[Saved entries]
"""
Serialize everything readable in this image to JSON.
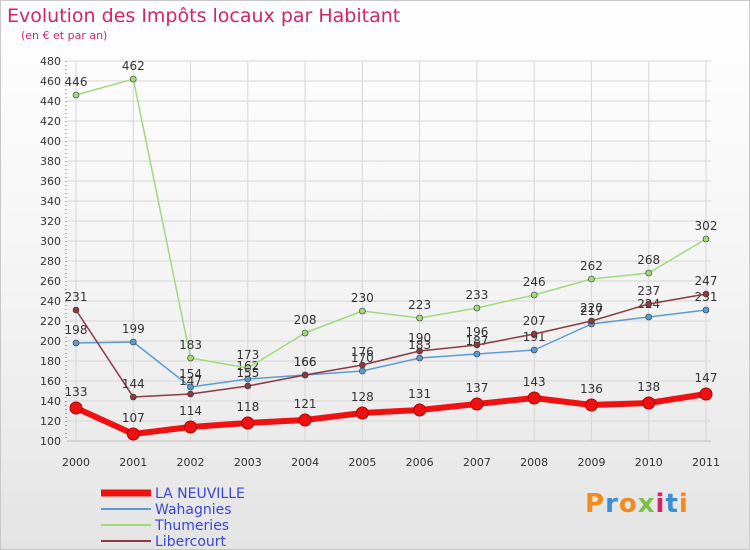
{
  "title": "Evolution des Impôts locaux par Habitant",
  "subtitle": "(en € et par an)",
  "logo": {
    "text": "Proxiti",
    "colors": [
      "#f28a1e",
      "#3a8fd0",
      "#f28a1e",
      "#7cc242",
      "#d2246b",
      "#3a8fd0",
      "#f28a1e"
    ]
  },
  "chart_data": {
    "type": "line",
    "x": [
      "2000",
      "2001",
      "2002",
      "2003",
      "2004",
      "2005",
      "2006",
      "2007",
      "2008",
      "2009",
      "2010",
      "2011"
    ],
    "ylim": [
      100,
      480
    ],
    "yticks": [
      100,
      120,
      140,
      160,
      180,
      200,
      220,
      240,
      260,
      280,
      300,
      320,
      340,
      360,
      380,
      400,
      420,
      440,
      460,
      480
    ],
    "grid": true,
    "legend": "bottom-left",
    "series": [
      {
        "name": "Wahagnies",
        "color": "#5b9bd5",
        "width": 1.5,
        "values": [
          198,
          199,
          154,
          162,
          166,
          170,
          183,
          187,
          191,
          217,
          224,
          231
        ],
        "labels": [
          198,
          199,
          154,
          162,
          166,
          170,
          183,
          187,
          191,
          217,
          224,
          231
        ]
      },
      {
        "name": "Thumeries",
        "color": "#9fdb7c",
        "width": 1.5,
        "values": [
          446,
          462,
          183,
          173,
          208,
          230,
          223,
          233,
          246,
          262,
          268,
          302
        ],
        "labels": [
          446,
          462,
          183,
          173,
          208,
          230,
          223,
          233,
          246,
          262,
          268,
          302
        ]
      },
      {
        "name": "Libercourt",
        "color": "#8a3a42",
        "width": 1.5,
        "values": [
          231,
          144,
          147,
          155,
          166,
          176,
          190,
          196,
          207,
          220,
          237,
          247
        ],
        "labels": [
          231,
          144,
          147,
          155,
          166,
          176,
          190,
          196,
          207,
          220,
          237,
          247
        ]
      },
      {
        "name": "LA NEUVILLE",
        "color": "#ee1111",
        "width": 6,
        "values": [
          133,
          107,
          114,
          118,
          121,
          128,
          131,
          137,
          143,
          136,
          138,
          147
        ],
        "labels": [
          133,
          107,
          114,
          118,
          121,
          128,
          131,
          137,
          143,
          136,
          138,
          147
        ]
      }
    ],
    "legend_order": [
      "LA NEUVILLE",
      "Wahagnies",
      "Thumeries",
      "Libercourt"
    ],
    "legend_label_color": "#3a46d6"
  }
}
"""
"""
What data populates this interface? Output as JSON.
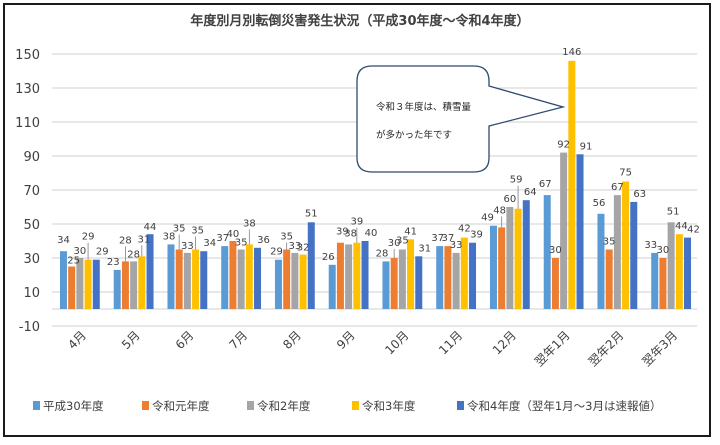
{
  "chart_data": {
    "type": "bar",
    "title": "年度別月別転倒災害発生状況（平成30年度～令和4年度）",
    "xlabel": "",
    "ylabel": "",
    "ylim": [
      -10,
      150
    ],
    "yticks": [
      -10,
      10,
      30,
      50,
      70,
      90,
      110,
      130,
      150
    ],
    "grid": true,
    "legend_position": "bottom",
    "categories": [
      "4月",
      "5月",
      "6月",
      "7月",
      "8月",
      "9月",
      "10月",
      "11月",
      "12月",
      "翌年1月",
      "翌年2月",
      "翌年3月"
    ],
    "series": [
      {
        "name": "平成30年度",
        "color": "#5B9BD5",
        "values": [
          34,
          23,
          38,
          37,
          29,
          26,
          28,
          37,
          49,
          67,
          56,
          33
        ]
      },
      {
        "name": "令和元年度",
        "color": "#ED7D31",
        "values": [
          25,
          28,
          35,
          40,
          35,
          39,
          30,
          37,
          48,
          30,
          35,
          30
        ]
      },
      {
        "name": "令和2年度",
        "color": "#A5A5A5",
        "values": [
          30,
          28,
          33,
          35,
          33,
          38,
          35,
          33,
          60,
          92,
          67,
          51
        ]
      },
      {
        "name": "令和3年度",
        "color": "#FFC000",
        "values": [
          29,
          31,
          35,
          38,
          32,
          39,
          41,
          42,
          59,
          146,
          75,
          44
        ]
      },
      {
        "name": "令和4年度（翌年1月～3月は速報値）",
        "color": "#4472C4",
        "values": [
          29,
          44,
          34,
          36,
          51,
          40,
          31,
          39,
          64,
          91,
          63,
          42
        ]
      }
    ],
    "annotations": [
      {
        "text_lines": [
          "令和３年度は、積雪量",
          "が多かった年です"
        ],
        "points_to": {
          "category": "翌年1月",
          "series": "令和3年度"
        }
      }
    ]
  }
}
"""
▸ **Requirements**:
From the entries above, collect every line with the string "name" in it.

▸ **Task output**:
        "name": "Wahagnies",
        "name": "Thumeries",
        "name": "Libercourt",
        "name": "LA NEUVILLE",
        "name": "平成30年度",
        "name": "令和元年度",
        "name": "令和2年度",
        "name": "令和3年度",
        "name": "令和4年度（翌年1月～3月は速報値）",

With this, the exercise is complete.